(Data listing)
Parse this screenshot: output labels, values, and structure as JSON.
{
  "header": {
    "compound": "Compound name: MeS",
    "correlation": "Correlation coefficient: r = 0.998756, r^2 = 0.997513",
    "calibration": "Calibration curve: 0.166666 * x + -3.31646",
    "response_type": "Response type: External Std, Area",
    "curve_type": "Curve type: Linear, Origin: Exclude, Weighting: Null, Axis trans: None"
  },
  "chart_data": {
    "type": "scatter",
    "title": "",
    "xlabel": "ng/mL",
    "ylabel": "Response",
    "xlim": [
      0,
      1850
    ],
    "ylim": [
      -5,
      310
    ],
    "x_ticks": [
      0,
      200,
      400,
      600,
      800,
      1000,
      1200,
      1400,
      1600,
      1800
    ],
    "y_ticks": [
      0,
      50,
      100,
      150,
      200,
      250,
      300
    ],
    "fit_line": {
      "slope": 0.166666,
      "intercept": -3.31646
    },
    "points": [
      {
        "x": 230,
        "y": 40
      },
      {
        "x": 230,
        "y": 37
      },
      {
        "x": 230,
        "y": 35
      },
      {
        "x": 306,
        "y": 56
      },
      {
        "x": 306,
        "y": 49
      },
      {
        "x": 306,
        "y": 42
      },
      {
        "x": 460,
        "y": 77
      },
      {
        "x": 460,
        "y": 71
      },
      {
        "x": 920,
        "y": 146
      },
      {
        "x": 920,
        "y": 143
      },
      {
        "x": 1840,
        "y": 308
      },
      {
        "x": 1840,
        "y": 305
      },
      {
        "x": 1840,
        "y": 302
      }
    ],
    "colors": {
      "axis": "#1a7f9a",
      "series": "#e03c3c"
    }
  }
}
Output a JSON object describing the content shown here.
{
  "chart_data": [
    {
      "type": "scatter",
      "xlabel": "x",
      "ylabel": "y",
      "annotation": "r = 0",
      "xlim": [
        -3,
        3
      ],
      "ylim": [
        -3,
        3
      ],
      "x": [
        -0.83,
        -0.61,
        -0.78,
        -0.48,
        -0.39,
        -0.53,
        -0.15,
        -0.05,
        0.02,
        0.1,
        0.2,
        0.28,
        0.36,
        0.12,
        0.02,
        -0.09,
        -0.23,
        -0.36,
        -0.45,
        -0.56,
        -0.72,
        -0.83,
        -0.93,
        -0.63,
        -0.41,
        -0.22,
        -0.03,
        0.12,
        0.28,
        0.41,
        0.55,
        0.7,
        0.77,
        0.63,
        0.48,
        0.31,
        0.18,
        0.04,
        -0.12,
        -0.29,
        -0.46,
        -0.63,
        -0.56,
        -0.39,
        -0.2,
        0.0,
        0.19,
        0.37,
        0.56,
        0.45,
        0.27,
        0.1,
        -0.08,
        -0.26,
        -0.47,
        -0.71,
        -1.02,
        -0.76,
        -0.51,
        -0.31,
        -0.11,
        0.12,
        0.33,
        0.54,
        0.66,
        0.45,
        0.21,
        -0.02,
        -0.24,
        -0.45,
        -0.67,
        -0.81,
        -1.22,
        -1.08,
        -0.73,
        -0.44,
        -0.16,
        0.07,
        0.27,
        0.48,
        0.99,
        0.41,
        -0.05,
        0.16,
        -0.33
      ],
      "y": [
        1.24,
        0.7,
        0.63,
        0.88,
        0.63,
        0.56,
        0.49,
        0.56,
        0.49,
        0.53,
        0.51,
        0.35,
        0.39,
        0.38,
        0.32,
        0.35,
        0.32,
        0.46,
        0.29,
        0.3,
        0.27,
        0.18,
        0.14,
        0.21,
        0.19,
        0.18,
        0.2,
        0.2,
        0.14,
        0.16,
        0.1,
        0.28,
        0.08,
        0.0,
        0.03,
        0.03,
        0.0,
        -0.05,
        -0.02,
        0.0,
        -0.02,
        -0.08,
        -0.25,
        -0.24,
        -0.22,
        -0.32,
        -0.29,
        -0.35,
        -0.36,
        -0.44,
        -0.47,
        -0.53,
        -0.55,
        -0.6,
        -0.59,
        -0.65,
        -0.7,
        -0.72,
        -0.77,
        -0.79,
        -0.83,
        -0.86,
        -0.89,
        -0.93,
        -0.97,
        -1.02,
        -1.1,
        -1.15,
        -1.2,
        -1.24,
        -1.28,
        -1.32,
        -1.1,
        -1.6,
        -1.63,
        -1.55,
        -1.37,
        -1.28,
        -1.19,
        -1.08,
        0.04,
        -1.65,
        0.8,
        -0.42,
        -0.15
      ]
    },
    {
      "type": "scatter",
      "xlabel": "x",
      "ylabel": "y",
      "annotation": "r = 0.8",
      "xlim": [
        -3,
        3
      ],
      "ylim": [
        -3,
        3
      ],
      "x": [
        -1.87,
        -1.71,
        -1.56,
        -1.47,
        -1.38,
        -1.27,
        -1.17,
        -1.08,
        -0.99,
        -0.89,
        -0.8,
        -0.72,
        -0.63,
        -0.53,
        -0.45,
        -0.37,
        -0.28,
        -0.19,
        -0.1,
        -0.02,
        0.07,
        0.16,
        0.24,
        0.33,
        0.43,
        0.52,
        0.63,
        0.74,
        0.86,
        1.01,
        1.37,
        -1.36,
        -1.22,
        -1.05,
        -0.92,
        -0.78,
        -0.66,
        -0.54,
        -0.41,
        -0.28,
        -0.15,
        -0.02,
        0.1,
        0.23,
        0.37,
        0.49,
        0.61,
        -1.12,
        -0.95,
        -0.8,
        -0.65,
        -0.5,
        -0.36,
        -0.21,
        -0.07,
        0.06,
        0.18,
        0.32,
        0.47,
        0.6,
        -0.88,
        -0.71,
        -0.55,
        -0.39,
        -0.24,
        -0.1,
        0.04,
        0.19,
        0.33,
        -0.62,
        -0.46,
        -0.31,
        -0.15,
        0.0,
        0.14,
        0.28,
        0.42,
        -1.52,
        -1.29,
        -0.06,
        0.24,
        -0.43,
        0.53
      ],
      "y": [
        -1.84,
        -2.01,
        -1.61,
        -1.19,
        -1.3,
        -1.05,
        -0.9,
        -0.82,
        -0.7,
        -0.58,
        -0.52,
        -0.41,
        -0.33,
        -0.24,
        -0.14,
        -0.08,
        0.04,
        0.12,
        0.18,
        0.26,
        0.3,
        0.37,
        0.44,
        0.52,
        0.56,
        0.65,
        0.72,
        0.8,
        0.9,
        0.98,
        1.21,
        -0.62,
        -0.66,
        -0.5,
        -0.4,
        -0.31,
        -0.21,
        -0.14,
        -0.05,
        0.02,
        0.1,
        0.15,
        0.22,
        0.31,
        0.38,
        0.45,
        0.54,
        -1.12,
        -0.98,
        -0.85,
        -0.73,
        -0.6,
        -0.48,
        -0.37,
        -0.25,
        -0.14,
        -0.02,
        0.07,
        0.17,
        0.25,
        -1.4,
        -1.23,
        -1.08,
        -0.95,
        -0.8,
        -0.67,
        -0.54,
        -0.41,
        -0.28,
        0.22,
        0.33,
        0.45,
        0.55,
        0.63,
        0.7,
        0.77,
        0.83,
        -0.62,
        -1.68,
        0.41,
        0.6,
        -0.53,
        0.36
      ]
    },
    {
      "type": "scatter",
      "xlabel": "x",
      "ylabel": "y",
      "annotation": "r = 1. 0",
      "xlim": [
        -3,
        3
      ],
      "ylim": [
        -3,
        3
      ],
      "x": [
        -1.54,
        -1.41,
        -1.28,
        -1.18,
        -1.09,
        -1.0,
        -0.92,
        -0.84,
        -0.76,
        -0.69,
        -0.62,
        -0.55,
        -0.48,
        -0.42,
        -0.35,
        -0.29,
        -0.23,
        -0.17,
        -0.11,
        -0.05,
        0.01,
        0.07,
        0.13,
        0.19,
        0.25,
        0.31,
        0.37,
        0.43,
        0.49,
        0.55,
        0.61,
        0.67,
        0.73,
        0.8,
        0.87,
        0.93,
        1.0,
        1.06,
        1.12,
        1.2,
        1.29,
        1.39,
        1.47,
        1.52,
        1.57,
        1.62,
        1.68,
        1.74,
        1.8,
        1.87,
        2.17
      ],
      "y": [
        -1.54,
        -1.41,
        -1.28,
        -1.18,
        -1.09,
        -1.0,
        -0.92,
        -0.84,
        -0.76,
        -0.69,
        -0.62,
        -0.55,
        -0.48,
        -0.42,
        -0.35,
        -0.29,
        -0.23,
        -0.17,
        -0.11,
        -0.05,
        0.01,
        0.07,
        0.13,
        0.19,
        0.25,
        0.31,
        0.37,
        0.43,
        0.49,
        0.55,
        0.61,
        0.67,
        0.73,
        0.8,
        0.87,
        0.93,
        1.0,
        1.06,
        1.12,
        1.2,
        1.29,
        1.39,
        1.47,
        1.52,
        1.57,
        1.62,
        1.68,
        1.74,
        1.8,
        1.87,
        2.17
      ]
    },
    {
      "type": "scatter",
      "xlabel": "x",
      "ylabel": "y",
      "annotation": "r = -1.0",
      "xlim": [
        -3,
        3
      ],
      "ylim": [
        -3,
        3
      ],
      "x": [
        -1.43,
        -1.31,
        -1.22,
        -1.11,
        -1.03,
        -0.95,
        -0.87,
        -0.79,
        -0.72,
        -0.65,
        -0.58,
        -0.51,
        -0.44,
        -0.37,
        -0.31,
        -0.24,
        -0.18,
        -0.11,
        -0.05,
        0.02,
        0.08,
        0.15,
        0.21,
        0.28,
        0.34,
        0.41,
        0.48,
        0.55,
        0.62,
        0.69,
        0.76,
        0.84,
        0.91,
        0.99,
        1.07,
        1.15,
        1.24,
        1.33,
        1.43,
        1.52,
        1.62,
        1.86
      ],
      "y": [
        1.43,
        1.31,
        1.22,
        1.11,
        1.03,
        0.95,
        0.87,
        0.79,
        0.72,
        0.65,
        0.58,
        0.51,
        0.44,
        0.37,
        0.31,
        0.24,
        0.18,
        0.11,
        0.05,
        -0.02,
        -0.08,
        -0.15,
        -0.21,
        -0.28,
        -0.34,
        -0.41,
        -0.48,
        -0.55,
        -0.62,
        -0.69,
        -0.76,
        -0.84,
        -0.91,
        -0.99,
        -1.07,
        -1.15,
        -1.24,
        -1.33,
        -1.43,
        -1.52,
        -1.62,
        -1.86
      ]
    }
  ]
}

# The request:
Gather, from the listing above, every line carrying the word "annotation".

# Answer to the exercise:
      "annotation": "r = 0",
      "annotation": "r = 0.8",
      "annotation": "r = 1. 0",
      "annotation": "r = -1.0",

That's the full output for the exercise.